* _Excerpt_
----------------

- Court: New York Court of Appeals
- Full case name: Elizabeth Martin, as Administratrix of the Estate of William J. Martin, Deceased v. Samuel A. Herzog
- Decided: February 24, 1920
- Citation: 228 N Y. 164, 126 N.E. 814 (1920)

Court membership
- Judges sitting: Benjamin N. Cardozo, Frank H. Hiscock, Cuthbert W. Pound, Chester B. McLaughlin, William Shankland Andrews, Abram I. Elkus, John W. Hogan

Case opinions
- Decision by: Cardozo
- Dissent: Hogan

Keywords
- Negligence per se; Contributory negligence;

= Martin v. Herzog =

Martin v. Herzog, Ct. of App. of N.Y., 228 N Y. 164, 126 N.E. 814 (1920), was a New York Court of Appeals case.

==Facts==
Martin (P) (Note: Stands for Plaintiff) appealed the order of the Appellate Division that reversed a judgment entered after jury trial that found Herzog (D) (Note: Stands for Defendant) negligent and P blameless.

----------------

* _Exercise objective_
Repeat the passage from the Martin v. Herzog case summary that starts with the words "Case opinions" and ends after the words "of Appeals case.".

Data records

----------------

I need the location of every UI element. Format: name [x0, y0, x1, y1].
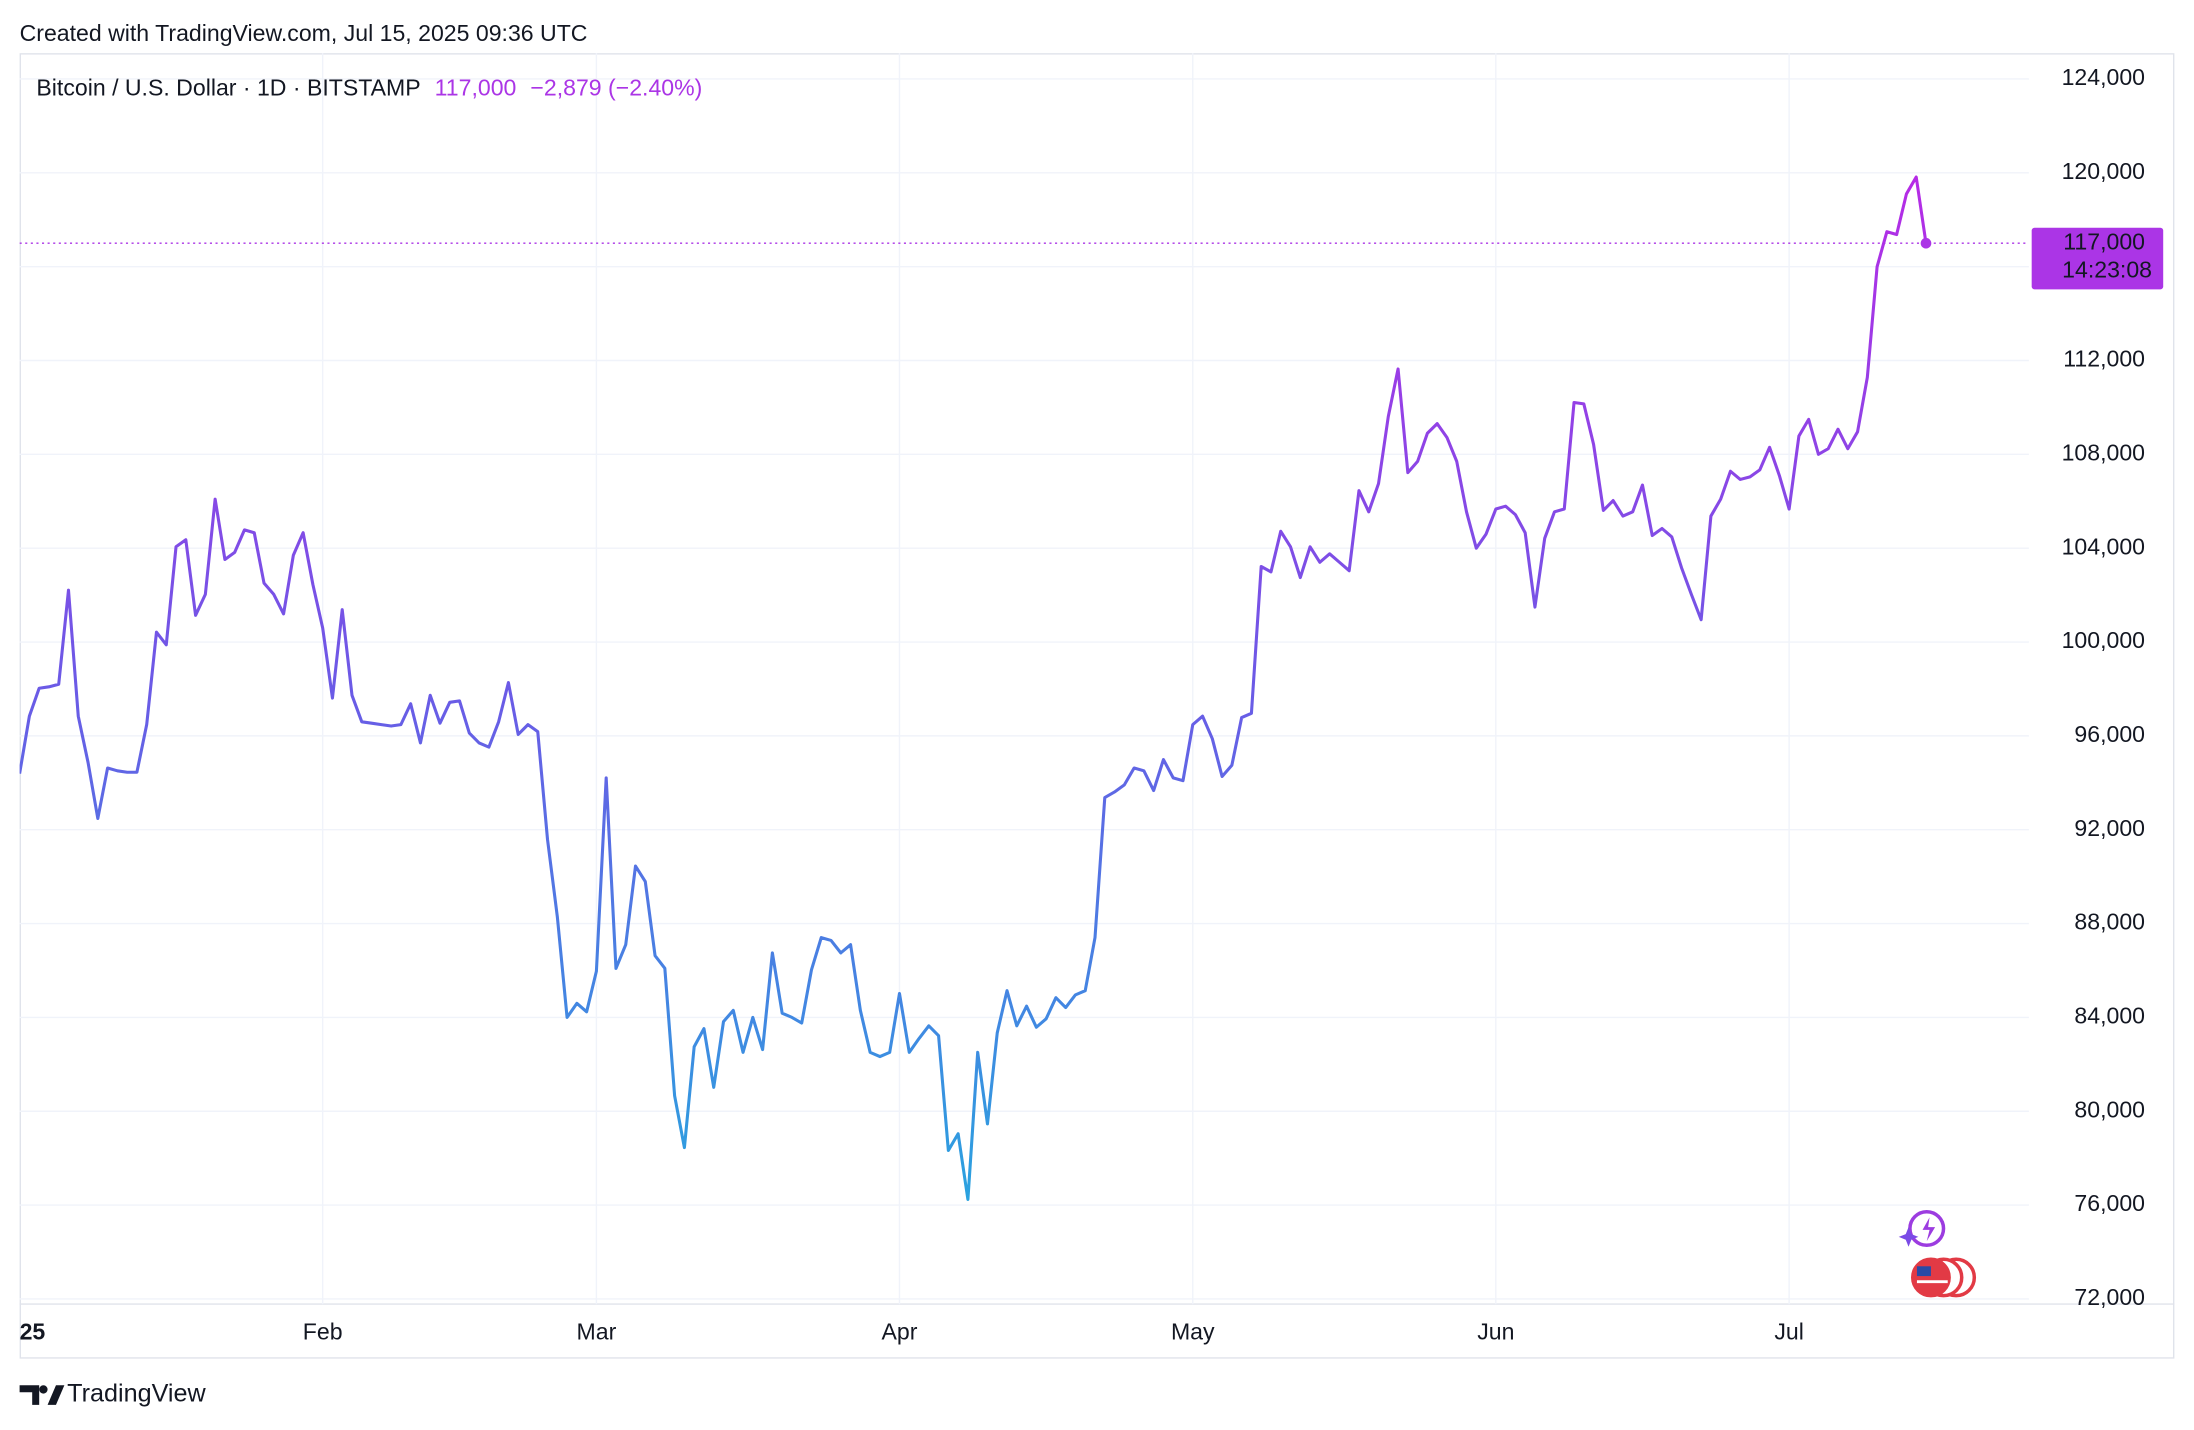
y-tick-label: 104,000 [2062, 533, 2145, 559]
last-point [1920, 237, 1932, 249]
x-tick-label: Mar [577, 1319, 617, 1345]
icon-flag-canton [1916, 1266, 1931, 1277]
plot [19, 175, 2029, 1201]
price-line [19, 175, 1928, 1201]
y-tick-label: 80,000 [2074, 1096, 2145, 1122]
x-tick-label: May [1171, 1319, 1215, 1345]
footer-logo [19, 1385, 65, 1405]
y-tick-label: 108,000 [2062, 439, 2145, 465]
axes: 72,000 76,000 80,000 84,000 88,000 92,000 96,0… [20, 64, 2164, 1345]
x-tick-label: Apr [882, 1319, 918, 1345]
grid [19, 53, 2029, 1305]
icons [1898, 1209, 1977, 1298]
x-tick-label: 25 [20, 1319, 46, 1345]
icon-flag [1910, 1257, 1951, 1298]
header: Created with TradingView.com, Jul 15, 20… [20, 20, 588, 46]
x-tick-label: Jun [1477, 1319, 1514, 1345]
logo-shape [19, 1385, 40, 1405]
x-tick-label: Feb [303, 1319, 343, 1345]
icon-sparkle [1898, 1227, 1919, 1247]
footer: TradingView [67, 1380, 206, 1408]
y-tick-label: 76,000 [2074, 1190, 2145, 1216]
y-tick-label: 96,000 [2074, 721, 2145, 747]
y-tick-label: 92,000 [2074, 815, 2145, 841]
logo-dot [39, 1385, 48, 1394]
price-tag-countdown: 14:23:08 [2062, 256, 2152, 282]
legend: Bitcoin / U.S. Dollar · 1D · BITSTAMP 117… [36, 75, 702, 101]
legend-price: 117,000 [435, 75, 517, 101]
icon-bolt [1922, 1217, 1936, 1242]
y-tick-label: 88,000 [2074, 909, 2145, 935]
y-tick-label: 84,000 [2074, 1002, 2145, 1028]
legend-change: −2,879 (−2.40%) [530, 75, 702, 101]
symbol-title: Bitcoin / U.S. Dollar · 1D · BITSTAMP [36, 75, 420, 101]
y-tick-label: 72,000 [2074, 1284, 2145, 1310]
y-tick-label: 100,000 [2062, 627, 2145, 653]
y-tick-label: 124,000 [2062, 64, 2145, 90]
frame [19, 53, 2175, 1359]
logo-shape [47, 1385, 65, 1405]
y-tick-label: 120,000 [2062, 158, 2145, 184]
x-tick-label: Jul [1774, 1319, 1804, 1345]
y-tick-label: 112,000 [2063, 346, 2145, 372]
price-tag-value: 117,000 [2063, 228, 2145, 254]
price-tag [2031, 227, 2164, 290]
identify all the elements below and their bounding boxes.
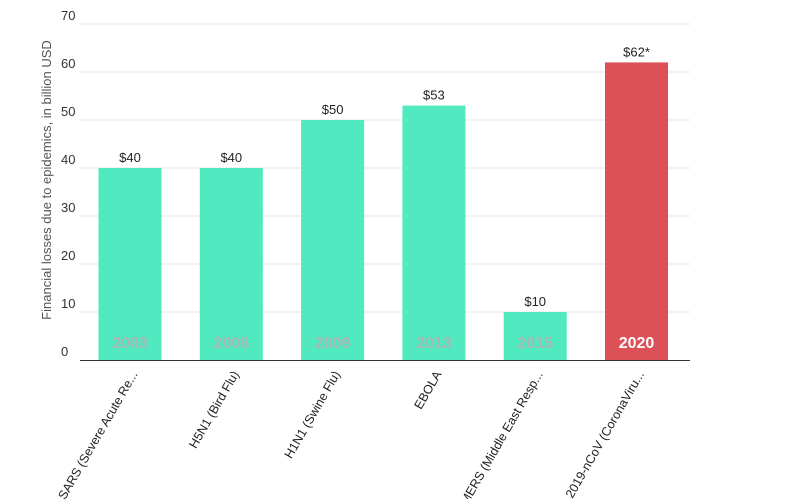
bar-year-label: 2020 (619, 335, 655, 352)
x-category-label: H5N1 (Bird Flu) (186, 369, 242, 451)
bar-value-label: $10 (524, 294, 546, 309)
bar (301, 120, 365, 360)
bar (98, 168, 162, 360)
x-category-label: SARS (Severe Acute Re... (56, 369, 141, 499)
bar-value-label: $53 (423, 88, 445, 103)
y-tick-label: 20 (61, 248, 75, 263)
x-category-label: MERS (Middle East Resp... (458, 369, 546, 499)
x-axis-labels: SARS (Severe Acute Re... H5N1 (Bird Flu) H… (56, 368, 648, 499)
y-axis-ticks: 0 10 20 30 40 50 60 70 (61, 8, 75, 359)
bar-value-label: $50 (322, 102, 344, 117)
y-tick-label: 40 (61, 152, 75, 167)
y-tick-label: 30 (61, 200, 75, 215)
bar (605, 62, 668, 361)
bar (503, 312, 567, 360)
y-tick-label: 70 (61, 8, 75, 23)
bar-year-label: 2015 (517, 335, 553, 352)
bar-year-label: 2013 (416, 335, 452, 352)
bar-value-label: $40 (220, 150, 242, 165)
x-category-label: 2019-nCoV (CoronaViru... (563, 369, 647, 499)
bar (402, 105, 466, 360)
bars: $40 2003 $40 2006 $50 2009 $53 2013 $10 2015 $62* 2… (98, 44, 668, 361)
bar (199, 168, 263, 360)
y-tick-label: 0 (61, 344, 68, 359)
bar-value-label: $62* (623, 44, 650, 59)
bar-year-label: 2009 (315, 335, 351, 352)
x-category-label: H1N1 (Swine Flu) (282, 369, 343, 461)
bar-year-label: 2003 (112, 335, 148, 352)
y-tick-label: 50 (61, 104, 75, 119)
y-tick-label: 10 (61, 296, 75, 311)
gridlines (80, 23, 690, 313)
y-axis-label: Financial losses due to epidemics, in bi… (39, 40, 54, 320)
bar-year-label: 2006 (214, 335, 250, 352)
bar-value-label: $40 (119, 150, 141, 165)
x-category-label: EBOLA (412, 368, 445, 412)
y-tick-label: 60 (61, 56, 75, 71)
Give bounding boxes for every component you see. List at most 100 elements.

----------------

* _Final result_
Case opinions
- Decision by: Cardozo
- Dissent: Hogan

Keywords
- Negligence per se; Contributory negligence;

= Martin v. Herzog =

Martin v. Herzog, Ct. of App. of N.Y., 228 N Y. 164, 126 N.E. 814 (1920), was a New York Court of Appeals case.